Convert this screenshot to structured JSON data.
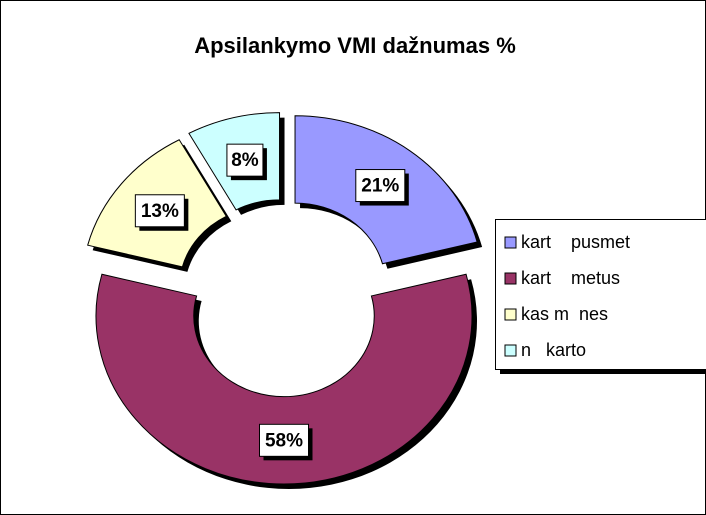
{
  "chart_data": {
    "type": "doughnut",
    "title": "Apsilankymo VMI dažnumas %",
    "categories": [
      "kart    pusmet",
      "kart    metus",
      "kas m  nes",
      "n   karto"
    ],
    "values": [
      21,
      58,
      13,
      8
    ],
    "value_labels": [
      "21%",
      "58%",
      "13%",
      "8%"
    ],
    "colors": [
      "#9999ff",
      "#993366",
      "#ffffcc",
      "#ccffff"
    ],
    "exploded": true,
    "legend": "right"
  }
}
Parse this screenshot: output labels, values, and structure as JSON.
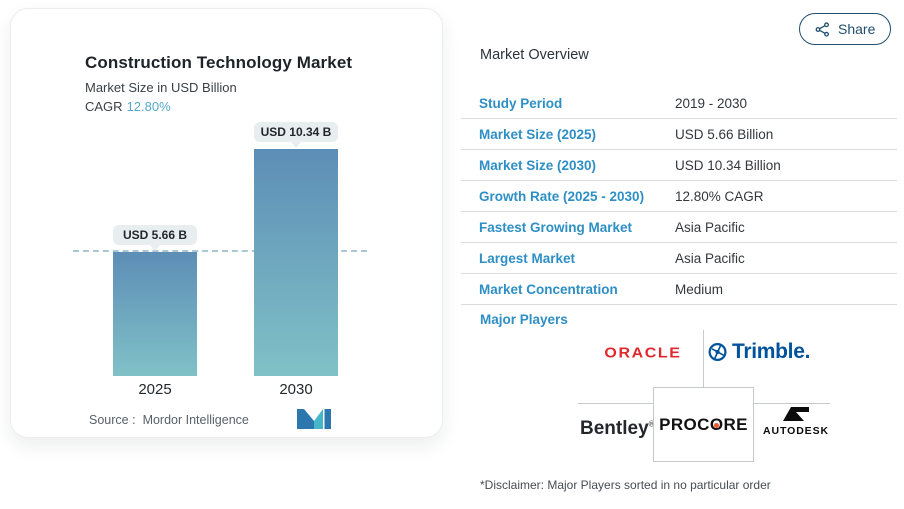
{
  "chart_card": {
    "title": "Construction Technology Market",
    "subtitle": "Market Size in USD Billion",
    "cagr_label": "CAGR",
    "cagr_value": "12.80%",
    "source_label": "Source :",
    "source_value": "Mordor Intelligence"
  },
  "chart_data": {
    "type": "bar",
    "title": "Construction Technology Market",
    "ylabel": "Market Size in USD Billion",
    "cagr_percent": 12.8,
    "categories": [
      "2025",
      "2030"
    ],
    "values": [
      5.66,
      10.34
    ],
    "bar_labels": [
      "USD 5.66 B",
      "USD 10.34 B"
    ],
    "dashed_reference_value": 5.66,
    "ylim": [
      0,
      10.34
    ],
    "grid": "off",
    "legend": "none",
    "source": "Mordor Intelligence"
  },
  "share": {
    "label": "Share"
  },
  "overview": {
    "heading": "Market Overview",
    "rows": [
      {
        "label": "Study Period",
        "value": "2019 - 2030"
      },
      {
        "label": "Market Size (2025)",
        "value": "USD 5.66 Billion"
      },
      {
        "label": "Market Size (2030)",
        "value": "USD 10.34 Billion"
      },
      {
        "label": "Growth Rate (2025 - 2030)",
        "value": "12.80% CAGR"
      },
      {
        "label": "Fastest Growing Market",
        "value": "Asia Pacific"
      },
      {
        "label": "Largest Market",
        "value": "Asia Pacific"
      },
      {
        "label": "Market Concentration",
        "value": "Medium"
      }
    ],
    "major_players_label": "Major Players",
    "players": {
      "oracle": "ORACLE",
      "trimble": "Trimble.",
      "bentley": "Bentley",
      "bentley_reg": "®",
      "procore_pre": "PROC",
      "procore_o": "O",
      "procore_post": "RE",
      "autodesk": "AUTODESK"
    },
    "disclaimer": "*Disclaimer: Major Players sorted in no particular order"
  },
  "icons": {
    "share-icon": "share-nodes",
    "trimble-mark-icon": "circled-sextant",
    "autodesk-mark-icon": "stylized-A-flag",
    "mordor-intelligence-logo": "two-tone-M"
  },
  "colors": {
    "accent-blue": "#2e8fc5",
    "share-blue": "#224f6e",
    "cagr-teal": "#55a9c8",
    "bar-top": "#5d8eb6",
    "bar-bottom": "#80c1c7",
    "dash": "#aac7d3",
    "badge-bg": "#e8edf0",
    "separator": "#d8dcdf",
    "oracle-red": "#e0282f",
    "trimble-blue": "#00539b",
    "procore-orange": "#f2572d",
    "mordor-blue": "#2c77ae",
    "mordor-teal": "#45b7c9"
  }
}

================================

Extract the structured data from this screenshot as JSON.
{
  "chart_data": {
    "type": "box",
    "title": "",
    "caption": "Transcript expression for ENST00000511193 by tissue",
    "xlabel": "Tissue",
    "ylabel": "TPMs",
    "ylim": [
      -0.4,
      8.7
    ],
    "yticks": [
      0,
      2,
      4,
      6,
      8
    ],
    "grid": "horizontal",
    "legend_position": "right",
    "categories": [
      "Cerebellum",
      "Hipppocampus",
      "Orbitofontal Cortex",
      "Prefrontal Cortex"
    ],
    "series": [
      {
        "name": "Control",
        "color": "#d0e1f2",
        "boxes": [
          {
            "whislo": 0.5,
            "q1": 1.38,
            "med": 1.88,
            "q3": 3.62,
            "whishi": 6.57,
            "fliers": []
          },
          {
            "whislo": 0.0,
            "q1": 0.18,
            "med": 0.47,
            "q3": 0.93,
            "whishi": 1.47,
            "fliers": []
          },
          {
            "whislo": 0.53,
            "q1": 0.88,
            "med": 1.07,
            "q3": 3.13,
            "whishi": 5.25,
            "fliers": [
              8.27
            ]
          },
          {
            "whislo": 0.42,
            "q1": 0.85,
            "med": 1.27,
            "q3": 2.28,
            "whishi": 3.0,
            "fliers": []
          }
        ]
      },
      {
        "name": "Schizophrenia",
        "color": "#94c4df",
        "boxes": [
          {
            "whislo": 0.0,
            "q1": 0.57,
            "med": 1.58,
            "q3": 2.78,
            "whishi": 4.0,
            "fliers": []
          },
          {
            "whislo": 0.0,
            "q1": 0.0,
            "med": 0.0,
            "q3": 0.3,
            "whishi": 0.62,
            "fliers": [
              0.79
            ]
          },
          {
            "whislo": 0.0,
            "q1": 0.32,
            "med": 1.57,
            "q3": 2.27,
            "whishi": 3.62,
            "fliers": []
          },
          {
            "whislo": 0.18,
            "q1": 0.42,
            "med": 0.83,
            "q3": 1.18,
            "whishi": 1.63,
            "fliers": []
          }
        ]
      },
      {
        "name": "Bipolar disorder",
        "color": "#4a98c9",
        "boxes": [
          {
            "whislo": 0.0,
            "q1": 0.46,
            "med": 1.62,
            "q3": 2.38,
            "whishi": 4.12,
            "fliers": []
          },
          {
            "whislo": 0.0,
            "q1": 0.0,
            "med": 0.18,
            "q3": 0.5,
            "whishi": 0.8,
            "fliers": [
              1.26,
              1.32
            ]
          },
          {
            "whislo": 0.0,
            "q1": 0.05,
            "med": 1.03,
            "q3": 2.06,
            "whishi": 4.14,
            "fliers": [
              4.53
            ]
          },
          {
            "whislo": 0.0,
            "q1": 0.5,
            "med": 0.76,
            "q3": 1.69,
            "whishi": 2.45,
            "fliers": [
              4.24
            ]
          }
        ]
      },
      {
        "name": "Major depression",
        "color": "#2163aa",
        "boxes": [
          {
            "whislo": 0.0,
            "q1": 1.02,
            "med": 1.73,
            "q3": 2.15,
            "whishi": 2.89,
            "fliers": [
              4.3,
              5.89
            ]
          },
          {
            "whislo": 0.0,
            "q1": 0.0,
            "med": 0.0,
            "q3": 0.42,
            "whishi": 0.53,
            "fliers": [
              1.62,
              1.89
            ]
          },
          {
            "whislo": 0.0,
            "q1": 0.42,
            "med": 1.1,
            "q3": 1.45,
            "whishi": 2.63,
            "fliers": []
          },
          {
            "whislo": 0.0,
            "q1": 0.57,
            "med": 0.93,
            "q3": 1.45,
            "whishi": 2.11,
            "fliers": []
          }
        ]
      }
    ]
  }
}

================================

* _STATED EXERCISE_: Copy each line containing the word "trimble" from the data.

* _SOLUTION BELOW_:
      "trimble": "Trimble.",
    "trimble-mark-icon": "circled-sextant",
    "trimble-blue": "#00539b",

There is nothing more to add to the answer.